■ **Task details**: All of the entries must be reproduced exactly, with no images carried over.
::::
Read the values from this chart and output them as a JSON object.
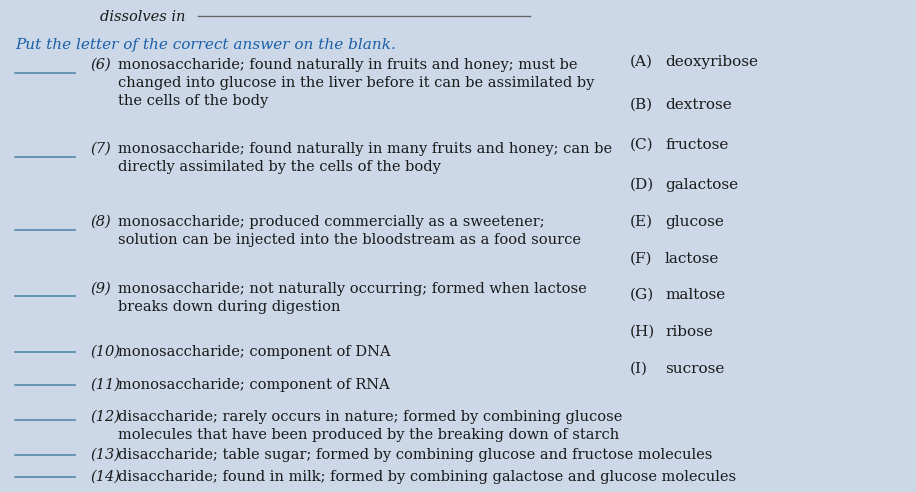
{
  "bg_color": "#ccd8e8",
  "title_top": "dissolves in",
  "instruction": "Put the letter of the correct answer on the blank.",
  "instruction_color": "#1a5fa8",
  "left_items": [
    {
      "num": "(6)",
      "text": "monosaccharide; found naturally in fruits and honey; must be\nchanged into glucose in the liver before it can be assimilated by\nthe cells of the body"
    },
    {
      "num": "(7)",
      "text": "monosaccharide; found naturally in many fruits and honey; can be\ndirectly assimilated by the cells of the body"
    },
    {
      "num": "(8)",
      "text": "monosaccharide; produced commercially as a sweetener;\nsolution can be injected into the bloodstream as a food source"
    },
    {
      "num": "(9)",
      "text": "monosaccharide; not naturally occurring; formed when lactose\nbreaks down during digestion"
    },
    {
      "num": "(10)",
      "text": "monosaccharide; component of DNA"
    },
    {
      "num": "(11)",
      "text": "monosaccharide; component of RNA"
    },
    {
      "num": "(12)",
      "text": "disaccharide; rarely occurs in nature; formed by combining glucose\nmolecules that have been produced by the breaking down of starch"
    },
    {
      "num": "(13)",
      "text": "disaccharide; table sugar; formed by combining glucose and fructose molecules"
    },
    {
      "num": "(14)",
      "text": "disaccharide; found in milk; formed by combining galactose and glucose molecules"
    }
  ],
  "right_items": [
    [
      "(A)",
      "deoxyribose"
    ],
    [
      "(B)",
      "dextrose"
    ],
    [
      "(C)",
      "fructose"
    ],
    [
      "(D)",
      "galactose"
    ],
    [
      "(E)",
      "glucose"
    ],
    [
      "(F)",
      "lactose"
    ],
    [
      "(G)",
      "maltose"
    ],
    [
      "(H)",
      "ribose"
    ],
    [
      "(I)",
      "sucrose"
    ]
  ],
  "text_color": "#1a1a1a",
  "blank_line_color": "#5588aa",
  "font_size_main": 10.5,
  "font_size_right": 11.0,
  "font_size_title": 10.5,
  "font_size_instruction": 11.0
}
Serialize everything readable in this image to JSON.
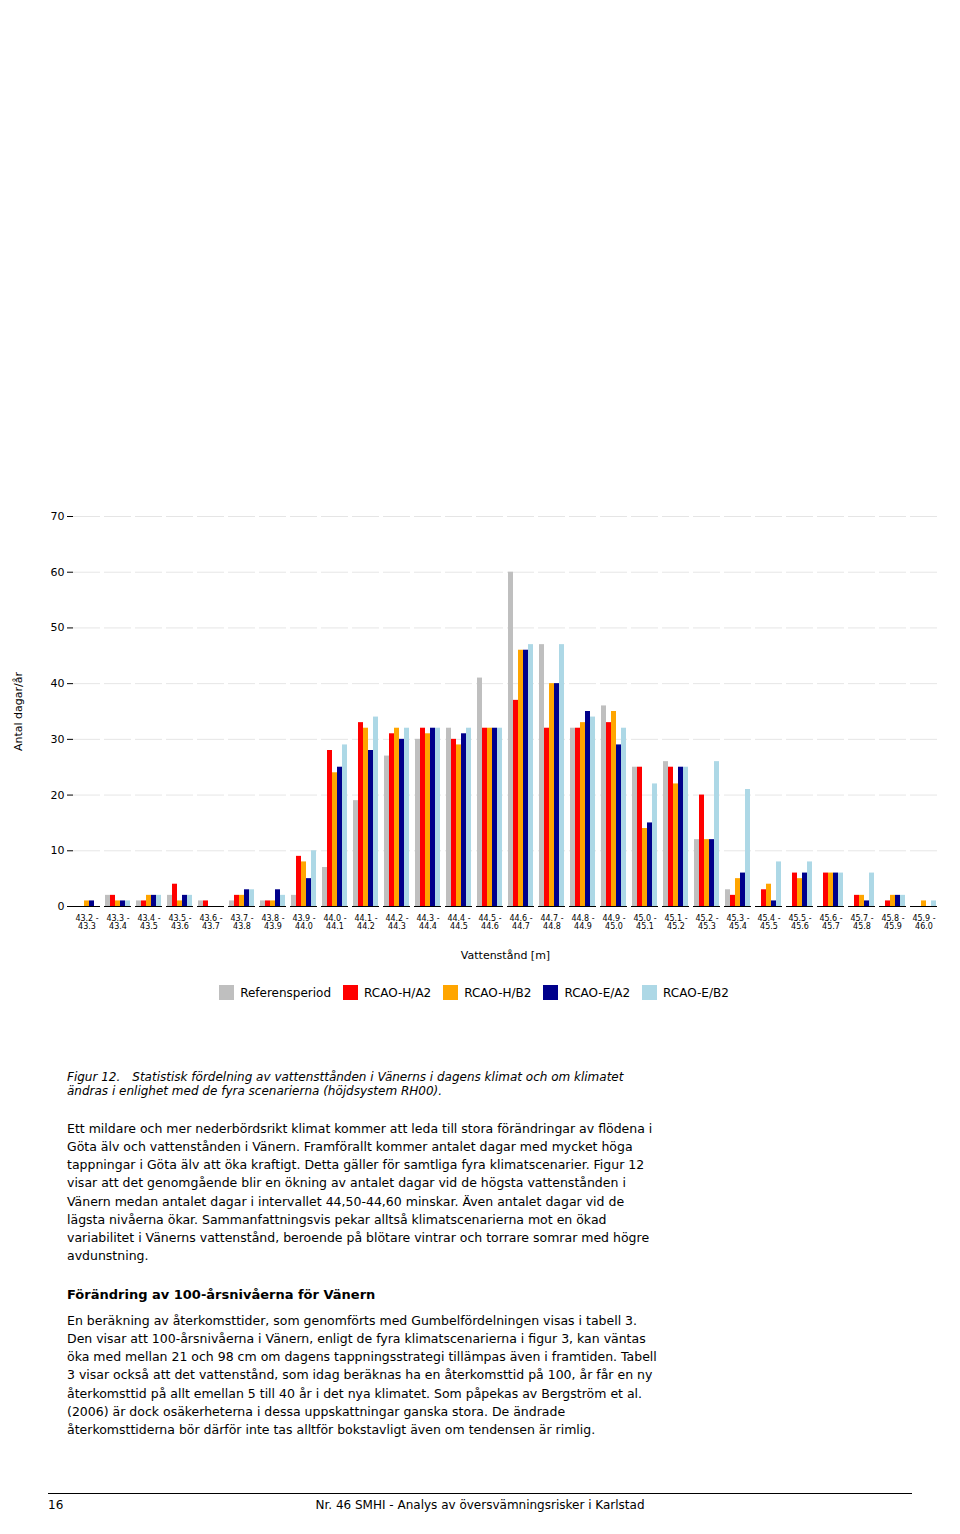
{
  "chart_data": {
    "type": "bar",
    "xlabel": "Vattenstånd [m]",
    "ylabel": "Antal dagar/år",
    "categories": [
      "43.2 -\n43.3",
      "43.3 -\n43.4",
      "43.4 -\n43.5",
      "43.5 -\n43.6",
      "43.6 -\n43.7",
      "43.7 -\n43.8",
      "43.8 -\n43.9",
      "43.9 -\n44.0",
      "44.0 -\n44.1",
      "44.1 -\n44.2",
      "44.2 -\n44.3",
      "44.3 -\n44.4",
      "44.4 -\n44.5",
      "44.5 -\n44.6",
      "44.6 -\n44.7",
      "44.7 -\n44.8",
      "44.8 -\n44.9",
      "44.9 -\n45.0",
      "45.0 -\n45.1",
      "45.1 -\n45.2",
      "45.2 -\n45.3",
      "45.3 -\n45.4",
      "45.4 -\n45.5",
      "45.5 -\n45.6",
      "45.6 -\n45.7",
      "45.7 -\n45.8",
      "45.8 -\n45.9",
      "45.9 -\n46.0"
    ],
    "series": [
      {
        "name": "Referensperiod",
        "color": "#bfbfbf",
        "values": [
          0,
          2,
          1,
          2,
          1,
          1,
          1,
          2,
          7,
          19,
          27,
          30,
          32,
          41,
          60,
          47,
          32,
          36,
          25,
          26,
          12,
          3,
          0,
          0,
          0,
          0,
          0,
          0
        ]
      },
      {
        "name": "RCAO-H/A2",
        "color": "#ff0000",
        "values": [
          0,
          2,
          1,
          4,
          1,
          2,
          1,
          9,
          28,
          33,
          31,
          32,
          30,
          32,
          37,
          32,
          32,
          33,
          25,
          25,
          20,
          2,
          3,
          6,
          6,
          2,
          1,
          0
        ]
      },
      {
        "name": "RCAO-H/B2",
        "color": "#ffa500",
        "values": [
          1,
          1,
          2,
          1,
          0,
          2,
          1,
          8,
          24,
          32,
          32,
          31,
          29,
          32,
          46,
          40,
          33,
          35,
          14,
          22,
          12,
          5,
          4,
          5,
          6,
          2,
          2,
          1
        ]
      },
      {
        "name": "RCAO-E/A2",
        "color": "#00008b",
        "values": [
          1,
          1,
          2,
          2,
          0,
          3,
          3,
          5,
          25,
          28,
          30,
          32,
          31,
          32,
          46,
          40,
          35,
          29,
          15,
          25,
          12,
          6,
          1,
          6,
          6,
          1,
          2,
          0
        ]
      },
      {
        "name": "RCAO-E/B2",
        "color": "#add8e6",
        "values": [
          0,
          1,
          2,
          2,
          0,
          3,
          2,
          10,
          29,
          34,
          32,
          32,
          32,
          32,
          47,
          47,
          34,
          32,
          22,
          25,
          26,
          21,
          8,
          8,
          6,
          6,
          2,
          1
        ]
      }
    ],
    "ylim": [
      0,
      70
    ],
    "yticks": [
      0,
      10,
      20,
      30,
      40,
      50,
      60,
      70
    ],
    "grid": true,
    "legend": "bottom",
    "caption": "Figur 12. Statistisk fördelning av vattensttånden i Vänerns i dagens klimat och om klimatet\nändras i enlighet med de fyra scenarierna (höjdsystem RH00).",
    "annotations": [
      "Ett mildare och mer nederbördsrikt klimat kommer att leda till stora förändringar av flödena i\nGöta älv och vattenstånden i Vänern. Framförallt kommer antalet dagar med mycket höga\ntappningar i Göta älv att öka kraftigt. Detta gäller för samtliga fyra klimatscenarier. Figur 12\nvisar att det genomgående blir en ökning av antalet dagar vid de högsta vattenstånden i\nVänern medan antalet dagar i intervallet 44,50-44,60 minskar. Även antalet dagar vid de\nlägsta nivåerna ökar. Sammanfattningsvis pekar alltså klimatscenarierna mot en ökad\nvariabilitet i Vänerns vattenstånd, beroende på blötare vintrar och torrare somrar med högre\navdunstning.",
      "Förändring av 100-årsnivåerna för Vänern",
      "En beräkning av återkomsttider, som genomförts med Gumbelfördelningen visas i tabell 3.\nDen visar att 100-årsnivåerna i Vänern, enligt de fyra klimatscenarierna i figur 3, kan väntas\nöka med mellan 21 och 98 cm om dagens tappningsstrategi tillämpas även i framtiden. Tabell\n3 visar också att det vattenstånd, som idag beräknas ha en återkomsttid på 100, år får en ny\nåterkomsttid på allt emellan 5 till 40 år i det nya klimatet. Som påpekas av Bergström et al.\n(2006) är dock osäkerheterna i dessa uppskattningar ganska stora. De ändrade\nåterkomsttiderna bör därför inte tas alltför bokstavligt även om tendensen är rimlig.",
      "16",
      "Nr. 46 SMHI - Analys av översvämningsrisker i Karlstad"
    ]
  }
}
::::
■ **Exercise answer**:
Read the values from this chart and output them as a JSON object.
{
  "bg_color": "#ccd8e8",
  "title_top": "dissolves in",
  "instruction": "Put the letter of the correct answer on the blank.",
  "instruction_color": "#1a5fa8",
  "left_items": [
    {
      "num": "(6)",
      "text": "monosaccharide; found naturally in fruits and honey; must be\nchanged into glucose in the liver before it can be assimilated by\nthe cells of the body"
    },
    {
      "num": "(7)",
      "text": "monosaccharide; found naturally in many fruits and honey; can be\ndirectly assimilated by the cells of the body"
    },
    {
      "num": "(8)",
      "text": "monosaccharide; produced commercially as a sweetener;\nsolution can be injected into the bloodstream as a food source"
    },
    {
      "num": "(9)",
      "text": "monosaccharide; not naturally occurring; formed when lactose\nbreaks down during digestion"
    },
    {
      "num": "(10)",
      "text": "monosaccharide; component of DNA"
    },
    {
      "num": "(11)",
      "text": "monosaccharide; component of RNA"
    },
    {
      "num": "(12)",
      "text": "disaccharide; rarely occurs in nature; formed by combining glucose\nmolecules that have been produced by the breaking down of starch"
    },
    {
      "num": "(13)",
      "text": "disaccharide; table sugar; formed by combining glucose and fructose molecules"
    },
    {
      "num": "(14)",
      "text": "disaccharide; found in milk; formed by combining galactose and glucose molecules"
    }
  ],
  "right_items": [
    [
      "(A)",
      "deoxyribose"
    ],
    [
      "(B)",
      "dextrose"
    ],
    [
      "(C)",
      "fructose"
    ],
    [
      "(D)",
      "galactose"
    ],
    [
      "(E)",
      "glucose"
    ],
    [
      "(F)",
      "lactose"
    ],
    [
      "(G)",
      "maltose"
    ],
    [
      "(H)",
      "ribose"
    ],
    [
      "(I)",
      "sucrose"
    ]
  ],
  "text_color": "#1a1a1a",
  "blank_line_color": "#5588aa",
  "font_size_main": 10.5,
  "font_size_right": 11.0,
  "font_size_title": 10.5,
  "font_size_instruction": 11.0
}
Serialize everything readable in this image to JSON.
{
  "chart_data": {
    "type": "bar",
    "xlabel": "Vattenstånd [m]",
    "ylabel": "Antal dagar/år",
    "categories": [
      "43.2 -\n43.3",
      "43.3 -\n43.4",
      "43.4 -\n43.5",
      "43.5 -\n43.6",
      "43.6 -\n43.7",
      "43.7 -\n43.8",
      "43.8 -\n43.9",
      "43.9 -\n44.0",
      "44.0 -\n44.1",
      "44.1 -\n44.2",
      "44.2 -\n44.3",
      "44.3 -\n44.4",
      "44.4 -\n44.5",
      "44.5 -\n44.6",
      "44.6 -\n44.7",
      "44.7 -\n44.8",
      "44.8 -\n44.9",
      "44.9 -\n45.0",
      "45.0 -\n45.1",
      "45.1 -\n45.2",
      "45.2 -\n45.3",
      "45.3 -\n45.4",
      "45.4 -\n45.5",
      "45.5 -\n45.6",
      "45.6 -\n45.7",
      "45.7 -\n45.8",
      "45.8 -\n45.9",
      "45.9 -\n46.0"
    ],
    "series": [
      {
        "name": "Referensperiod",
        "color": "#bfbfbf",
        "values": [
          0,
          2,
          1,
          2,
          1,
          1,
          1,
          2,
          7,
          19,
          27,
          30,
          32,
          41,
          60,
          47,
          32,
          36,
          25,
          26,
          12,
          3,
          0,
          0,
          0,
          0,
          0,
          0
        ]
      },
      {
        "name": "RCAO-H/A2",
        "color": "#ff0000",
        "values": [
          0,
          2,
          1,
          4,
          1,
          2,
          1,
          9,
          28,
          33,
          31,
          32,
          30,
          32,
          37,
          32,
          32,
          33,
          25,
          25,
          20,
          2,
          3,
          6,
          6,
          2,
          1,
          0
        ]
      },
      {
        "name": "RCAO-H/B2",
        "color": "#ffa500",
        "values": [
          1,
          1,
          2,
          1,
          0,
          2,
          1,
          8,
          24,
          32,
          32,
          31,
          29,
          32,
          46,
          40,
          33,
          35,
          14,
          22,
          12,
          5,
          4,
          5,
          6,
          2,
          2,
          1
        ]
      },
      {
        "name": "RCAO-E/A2",
        "color": "#00008b",
        "values": [
          1,
          1,
          2,
          2,
          0,
          3,
          3,
          5,
          25,
          28,
          30,
          32,
          31,
          32,
          46,
          40,
          35,
          29,
          15,
          25,
          12,
          6,
          1,
          6,
          6,
          1,
          2,
          0
        ]
      },
      {
        "name": "RCAO-E/B2",
        "color": "#add8e6",
        "values": [
          0,
          1,
          2,
          2,
          0,
          3,
          2,
          10,
          29,
          34,
          32,
          32,
          32,
          32,
          47,
          47,
          34,
          32,
          22,
          25,
          26,
          21,
          8,
          8,
          6,
          6,
          2,
          1
        ]
      }
    ],
    "ylim": [
      0,
      70
    ],
    "yticks": [
      0,
      10,
      20,
      30,
      40,
      50,
      60,
      70
    ],
    "grid": true,
    "legend": "bottom",
    "caption": "Figur 12. Statistisk fördelning av vattensttånden i Vänerns i dagens klimat och om klimatet\nändras i enlighet med de fyra scenarierna (höjdsystem RH00).",
    "annotations": [
      "Ett mildare och mer nederbördsrikt klimat kommer att leda till stora förändringar av flödena i\nGöta älv och vattenstånden i Vänern. Framförallt kommer antalet dagar med mycket höga\ntappningar i Göta älv att öka kraftigt. Detta gäller för samtliga fyra klimatscenarier. Figur 12\nvisar att det genomgående blir en ökning av antalet dagar vid de högsta vattenstånden i\nVänern medan antalet dagar i intervallet 44,50-44,60 minskar. Även antalet dagar vid de\nlägsta nivåerna ökar. Sammanfattningsvis pekar alltså klimatscenarierna mot en ökad\nvariabilitet i Vänerns vattenstånd, beroende på blötare vintrar och torrare somrar med högre\navdunstning.",
      "Förändring av 100-årsnivåerna för Vänern",
      "En beräkning av återkomsttider, som genomförts med Gumbelfördelningen visas i tabell 3.\nDen visar att 100-årsnivåerna i Vänern, enligt de fyra klimatscenarierna i figur 3, kan väntas\nöka med mellan 21 och 98 cm om dagens tappningsstrategi tillämpas även i framtiden. Tabell\n3 visar också att det vattenstånd, som idag beräknas ha en återkomsttid på 100, år får en ny\nåterkomsttid på allt emellan 5 till 40 år i det nya klimatet. Som påpekas av Bergström et al.\n(2006) är dock osäkerheterna i dessa uppskattningar ganska stora. De ändrade\nåterkomsttiderna bör därför inte tas alltför bokstavligt även om tendensen är rimlig.",
      "16",
      "Nr. 46 SMHI - Analys av översvämningsrisker i Karlstad"
    ]
  }
}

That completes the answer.